[Source data]
* * * *

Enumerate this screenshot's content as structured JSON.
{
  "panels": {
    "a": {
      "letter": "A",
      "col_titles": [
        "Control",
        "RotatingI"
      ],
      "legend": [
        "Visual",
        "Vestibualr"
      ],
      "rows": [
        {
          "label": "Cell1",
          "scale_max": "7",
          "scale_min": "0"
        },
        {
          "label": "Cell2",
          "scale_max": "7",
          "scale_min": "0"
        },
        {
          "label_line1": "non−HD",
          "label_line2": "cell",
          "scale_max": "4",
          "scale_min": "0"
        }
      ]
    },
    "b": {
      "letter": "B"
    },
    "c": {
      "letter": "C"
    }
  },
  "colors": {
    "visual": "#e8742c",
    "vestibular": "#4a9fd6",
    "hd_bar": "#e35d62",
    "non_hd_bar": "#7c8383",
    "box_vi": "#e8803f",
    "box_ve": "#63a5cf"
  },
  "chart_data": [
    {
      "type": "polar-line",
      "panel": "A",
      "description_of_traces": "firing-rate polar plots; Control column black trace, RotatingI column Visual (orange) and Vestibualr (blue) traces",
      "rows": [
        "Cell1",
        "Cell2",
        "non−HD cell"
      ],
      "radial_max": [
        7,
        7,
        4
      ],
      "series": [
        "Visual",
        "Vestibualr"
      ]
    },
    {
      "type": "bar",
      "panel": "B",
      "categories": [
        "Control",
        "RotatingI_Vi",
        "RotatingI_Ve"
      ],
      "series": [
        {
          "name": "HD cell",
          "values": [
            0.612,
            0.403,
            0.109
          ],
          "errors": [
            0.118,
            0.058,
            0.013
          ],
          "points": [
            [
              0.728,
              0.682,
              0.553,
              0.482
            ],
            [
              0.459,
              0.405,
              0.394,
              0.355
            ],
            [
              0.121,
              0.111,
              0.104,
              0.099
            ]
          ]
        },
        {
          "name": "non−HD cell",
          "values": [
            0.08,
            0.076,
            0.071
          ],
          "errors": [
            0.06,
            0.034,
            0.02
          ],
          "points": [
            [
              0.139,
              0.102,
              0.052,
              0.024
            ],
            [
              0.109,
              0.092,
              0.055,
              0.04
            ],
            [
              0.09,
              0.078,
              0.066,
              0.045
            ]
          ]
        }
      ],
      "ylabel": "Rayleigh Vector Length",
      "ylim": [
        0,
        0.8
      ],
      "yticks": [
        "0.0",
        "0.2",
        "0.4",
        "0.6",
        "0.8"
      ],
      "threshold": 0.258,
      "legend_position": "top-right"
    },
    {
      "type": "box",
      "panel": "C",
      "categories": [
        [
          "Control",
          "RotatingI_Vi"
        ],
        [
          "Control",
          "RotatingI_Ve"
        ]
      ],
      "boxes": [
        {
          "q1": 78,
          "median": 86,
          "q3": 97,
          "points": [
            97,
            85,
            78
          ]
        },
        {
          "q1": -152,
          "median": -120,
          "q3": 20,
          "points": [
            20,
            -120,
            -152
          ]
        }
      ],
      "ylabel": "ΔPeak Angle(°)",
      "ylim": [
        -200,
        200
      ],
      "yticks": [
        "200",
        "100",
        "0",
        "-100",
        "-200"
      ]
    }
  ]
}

* * * *

• [Brief]: Please restate the records in full, word for word.

• [Written reply]:
Enumerate this screenshot's content as structured JSON.
{
  "panels": {
    "a": {
      "letter": "A",
      "col_titles": [
        "Control",
        "RotatingI"
      ],
      "legend": [
        "Visual",
        "Vestibualr"
      ],
      "rows": [
        {
          "label": "Cell1",
          "scale_max": "7",
          "scale_min": "0"
        },
        {
          "label": "Cell2",
          "scale_max": "7",
          "scale_min": "0"
        },
        {
          "label_line1": "non−HD",
          "label_line2": "cell",
          "scale_max": "4",
          "scale_min": "0"
        }
      ]
    },
    "b": {
      "letter": "B"
    },
    "c": {
      "letter": "C"
    }
  },
  "colors": {
    "visual": "#e8742c",
    "vestibular": "#4a9fd6",
    "hd_bar": "#e35d62",
    "non_hd_bar": "#7c8383",
    "box_vi": "#e8803f",
    "box_ve": "#63a5cf"
  },
  "chart_data": [
    {
      "type": "polar-line",
      "panel": "A",
      "description_of_traces": "firing-rate polar plots; Control column black trace, RotatingI column Visual (orange) and Vestibualr (blue) traces",
      "rows": [
        "Cell1",
        "Cell2",
        "non−HD cell"
      ],
      "radial_max": [
        7,
        7,
        4
      ],
      "series": [
        "Visual",
        "Vestibualr"
      ]
    },
    {
      "type": "bar",
      "panel": "B",
      "categories": [
        "Control",
        "RotatingI_Vi",
        "RotatingI_Ve"
      ],
      "series": [
        {
          "name": "HD cell",
          "values": [
            0.612,
            0.403,
            0.109
          ],
          "errors": [
            0.118,
            0.058,
            0.013
          ],
          "points": [
            [
              0.728,
              0.682,
              0.553,
              0.482
            ],
            [
              0.459,
              0.405,
              0.394,
              0.355
            ],
            [
              0.121,
              0.111,
              0.104,
              0.099
            ]
          ]
        },
        {
          "name": "non−HD cell",
          "values": [
            0.08,
            0.076,
            0.071
          ],
          "errors": [
            0.06,
            0.034,
            0.02
          ],
          "points": [
            [
              0.139,
              0.102,
              0.052,
              0.024
            ],
            [
              0.109,
              0.092,
              0.055,
              0.04
            ],
            [
              0.09,
              0.078,
              0.066,
              0.045
            ]
          ]
        }
      ],
      "ylabel": "Rayleigh Vector Length",
      "ylim": [
        0,
        0.8
      ],
      "yticks": [
        "0.0",
        "0.2",
        "0.4",
        "0.6",
        "0.8"
      ],
      "threshold": 0.258,
      "legend_position": "top-right"
    },
    {
      "type": "box",
      "panel": "C",
      "categories": [
        [
          "Control",
          "RotatingI_Vi"
        ],
        [
          "Control",
          "RotatingI_Ve"
        ]
      ],
      "boxes": [
        {
          "q1": 78,
          "median": 86,
          "q3": 97,
          "points": [
            97,
            85,
            78
          ]
        },
        {
          "q1": -152,
          "median": -120,
          "q3": 20,
          "points": [
            20,
            -120,
            -152
          ]
        }
      ],
      "ylabel": "ΔPeak Angle(°)",
      "ylim": [
        -200,
        200
      ],
      "yticks": [
        "200",
        "100",
        "0",
        "-100",
        "-200"
      ]
    }
  ]
}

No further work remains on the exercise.